### Material for this exercise ###

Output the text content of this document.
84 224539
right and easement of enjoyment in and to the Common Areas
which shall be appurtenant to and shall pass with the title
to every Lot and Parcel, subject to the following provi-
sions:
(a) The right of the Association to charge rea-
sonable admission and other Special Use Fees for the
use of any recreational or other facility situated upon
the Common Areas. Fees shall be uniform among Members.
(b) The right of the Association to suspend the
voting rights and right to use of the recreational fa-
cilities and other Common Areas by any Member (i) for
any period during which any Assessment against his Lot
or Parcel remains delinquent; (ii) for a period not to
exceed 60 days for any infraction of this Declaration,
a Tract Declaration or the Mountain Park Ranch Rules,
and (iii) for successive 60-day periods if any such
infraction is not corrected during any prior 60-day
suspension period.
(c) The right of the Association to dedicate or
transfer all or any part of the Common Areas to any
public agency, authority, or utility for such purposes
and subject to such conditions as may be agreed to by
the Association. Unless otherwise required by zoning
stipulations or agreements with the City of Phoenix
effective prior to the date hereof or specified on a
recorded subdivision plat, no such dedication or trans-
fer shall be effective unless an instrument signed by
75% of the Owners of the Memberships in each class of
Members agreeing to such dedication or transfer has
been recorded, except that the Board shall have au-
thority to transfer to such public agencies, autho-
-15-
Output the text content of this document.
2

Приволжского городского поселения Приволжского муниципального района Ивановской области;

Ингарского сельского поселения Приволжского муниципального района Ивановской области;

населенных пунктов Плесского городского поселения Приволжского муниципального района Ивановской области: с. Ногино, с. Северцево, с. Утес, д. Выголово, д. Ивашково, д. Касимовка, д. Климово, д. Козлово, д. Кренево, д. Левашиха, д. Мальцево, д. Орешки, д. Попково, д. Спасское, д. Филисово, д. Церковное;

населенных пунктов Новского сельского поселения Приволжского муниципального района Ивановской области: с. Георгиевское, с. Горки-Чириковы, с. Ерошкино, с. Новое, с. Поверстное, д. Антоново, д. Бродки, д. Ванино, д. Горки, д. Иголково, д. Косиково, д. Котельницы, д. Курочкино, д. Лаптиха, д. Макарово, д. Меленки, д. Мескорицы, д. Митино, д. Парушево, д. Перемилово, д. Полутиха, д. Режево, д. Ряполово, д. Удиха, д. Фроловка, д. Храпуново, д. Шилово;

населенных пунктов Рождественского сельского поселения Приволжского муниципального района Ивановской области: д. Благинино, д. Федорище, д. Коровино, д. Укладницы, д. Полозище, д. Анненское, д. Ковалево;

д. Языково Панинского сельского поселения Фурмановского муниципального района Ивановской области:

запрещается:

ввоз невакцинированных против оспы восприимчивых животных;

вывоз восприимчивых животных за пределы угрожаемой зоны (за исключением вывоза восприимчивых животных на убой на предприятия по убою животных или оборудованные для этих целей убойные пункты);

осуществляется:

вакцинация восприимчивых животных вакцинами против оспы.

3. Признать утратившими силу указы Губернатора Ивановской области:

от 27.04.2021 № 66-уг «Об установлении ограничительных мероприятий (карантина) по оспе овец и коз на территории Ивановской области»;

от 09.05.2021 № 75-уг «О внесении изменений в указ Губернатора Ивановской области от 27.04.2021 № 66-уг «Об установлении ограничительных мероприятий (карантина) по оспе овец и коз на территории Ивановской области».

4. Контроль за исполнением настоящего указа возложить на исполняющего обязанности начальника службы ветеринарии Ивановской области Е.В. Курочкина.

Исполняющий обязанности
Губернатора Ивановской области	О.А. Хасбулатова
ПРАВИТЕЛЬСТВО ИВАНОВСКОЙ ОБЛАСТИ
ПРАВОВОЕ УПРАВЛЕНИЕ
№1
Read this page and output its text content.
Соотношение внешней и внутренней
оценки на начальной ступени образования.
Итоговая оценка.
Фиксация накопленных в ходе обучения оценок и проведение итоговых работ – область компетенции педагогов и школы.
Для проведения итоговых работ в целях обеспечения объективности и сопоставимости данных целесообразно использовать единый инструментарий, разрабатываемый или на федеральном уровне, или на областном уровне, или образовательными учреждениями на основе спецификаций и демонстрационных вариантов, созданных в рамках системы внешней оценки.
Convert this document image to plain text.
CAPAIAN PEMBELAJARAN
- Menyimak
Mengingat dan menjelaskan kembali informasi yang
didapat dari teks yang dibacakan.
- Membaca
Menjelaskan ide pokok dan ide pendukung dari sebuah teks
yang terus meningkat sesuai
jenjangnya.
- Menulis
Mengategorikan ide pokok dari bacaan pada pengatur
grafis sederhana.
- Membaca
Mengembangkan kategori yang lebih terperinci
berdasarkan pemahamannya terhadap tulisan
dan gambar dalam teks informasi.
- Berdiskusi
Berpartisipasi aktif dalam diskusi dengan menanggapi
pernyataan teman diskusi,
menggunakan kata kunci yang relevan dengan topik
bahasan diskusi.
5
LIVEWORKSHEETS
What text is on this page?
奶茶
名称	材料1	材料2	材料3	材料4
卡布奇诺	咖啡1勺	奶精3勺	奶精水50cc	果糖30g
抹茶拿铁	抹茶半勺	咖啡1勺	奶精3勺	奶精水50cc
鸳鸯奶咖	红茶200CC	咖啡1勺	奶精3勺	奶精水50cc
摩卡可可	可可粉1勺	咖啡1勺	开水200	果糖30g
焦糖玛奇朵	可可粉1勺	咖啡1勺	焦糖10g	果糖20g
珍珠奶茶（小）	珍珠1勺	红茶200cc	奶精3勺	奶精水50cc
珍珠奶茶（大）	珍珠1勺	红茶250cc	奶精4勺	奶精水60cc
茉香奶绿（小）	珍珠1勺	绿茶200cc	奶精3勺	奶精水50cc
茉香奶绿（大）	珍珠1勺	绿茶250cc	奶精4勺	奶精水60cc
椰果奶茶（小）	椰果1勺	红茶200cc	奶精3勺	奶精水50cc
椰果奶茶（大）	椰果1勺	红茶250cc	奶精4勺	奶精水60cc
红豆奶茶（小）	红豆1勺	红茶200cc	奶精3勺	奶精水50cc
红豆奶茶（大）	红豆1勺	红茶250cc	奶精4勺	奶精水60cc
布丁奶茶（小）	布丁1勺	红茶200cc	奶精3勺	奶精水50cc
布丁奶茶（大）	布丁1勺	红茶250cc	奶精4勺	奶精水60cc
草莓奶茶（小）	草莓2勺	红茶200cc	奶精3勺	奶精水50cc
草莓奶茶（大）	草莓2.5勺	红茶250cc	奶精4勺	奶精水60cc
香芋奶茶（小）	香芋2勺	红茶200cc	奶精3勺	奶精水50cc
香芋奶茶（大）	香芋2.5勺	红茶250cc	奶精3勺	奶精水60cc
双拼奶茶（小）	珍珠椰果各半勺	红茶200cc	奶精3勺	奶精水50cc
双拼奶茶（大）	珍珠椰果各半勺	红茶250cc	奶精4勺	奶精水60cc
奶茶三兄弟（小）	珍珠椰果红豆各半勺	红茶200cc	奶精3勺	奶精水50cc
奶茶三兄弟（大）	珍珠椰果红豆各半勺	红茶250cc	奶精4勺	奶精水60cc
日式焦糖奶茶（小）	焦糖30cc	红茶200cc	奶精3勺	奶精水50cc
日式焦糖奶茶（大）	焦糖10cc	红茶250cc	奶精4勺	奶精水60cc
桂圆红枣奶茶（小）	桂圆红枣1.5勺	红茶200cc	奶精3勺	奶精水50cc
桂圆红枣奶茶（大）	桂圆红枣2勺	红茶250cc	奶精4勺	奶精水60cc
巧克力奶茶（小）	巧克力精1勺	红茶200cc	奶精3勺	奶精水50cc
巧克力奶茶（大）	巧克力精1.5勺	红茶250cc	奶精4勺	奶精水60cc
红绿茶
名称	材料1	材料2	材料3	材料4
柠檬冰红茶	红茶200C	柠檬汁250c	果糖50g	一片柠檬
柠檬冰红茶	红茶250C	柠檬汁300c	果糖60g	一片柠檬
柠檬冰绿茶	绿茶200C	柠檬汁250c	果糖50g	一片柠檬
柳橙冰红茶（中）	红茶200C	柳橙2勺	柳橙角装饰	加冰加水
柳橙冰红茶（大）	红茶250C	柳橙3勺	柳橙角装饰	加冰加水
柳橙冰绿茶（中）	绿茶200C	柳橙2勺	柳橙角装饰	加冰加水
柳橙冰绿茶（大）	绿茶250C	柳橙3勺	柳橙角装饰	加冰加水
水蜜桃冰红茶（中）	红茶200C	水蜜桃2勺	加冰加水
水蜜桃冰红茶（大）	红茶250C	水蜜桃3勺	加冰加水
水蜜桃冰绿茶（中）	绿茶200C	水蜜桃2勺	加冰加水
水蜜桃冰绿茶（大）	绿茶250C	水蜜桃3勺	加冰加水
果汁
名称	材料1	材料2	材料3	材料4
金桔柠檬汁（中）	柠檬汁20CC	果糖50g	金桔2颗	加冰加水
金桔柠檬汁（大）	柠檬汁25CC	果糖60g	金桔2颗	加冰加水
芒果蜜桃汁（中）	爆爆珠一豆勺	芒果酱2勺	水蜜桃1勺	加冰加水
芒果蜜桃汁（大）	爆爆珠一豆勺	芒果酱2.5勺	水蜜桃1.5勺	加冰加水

###

What is needed: In the records above, how many lines include the string "双拼奶茶"? Answer with only the number.

Exercise solution: 2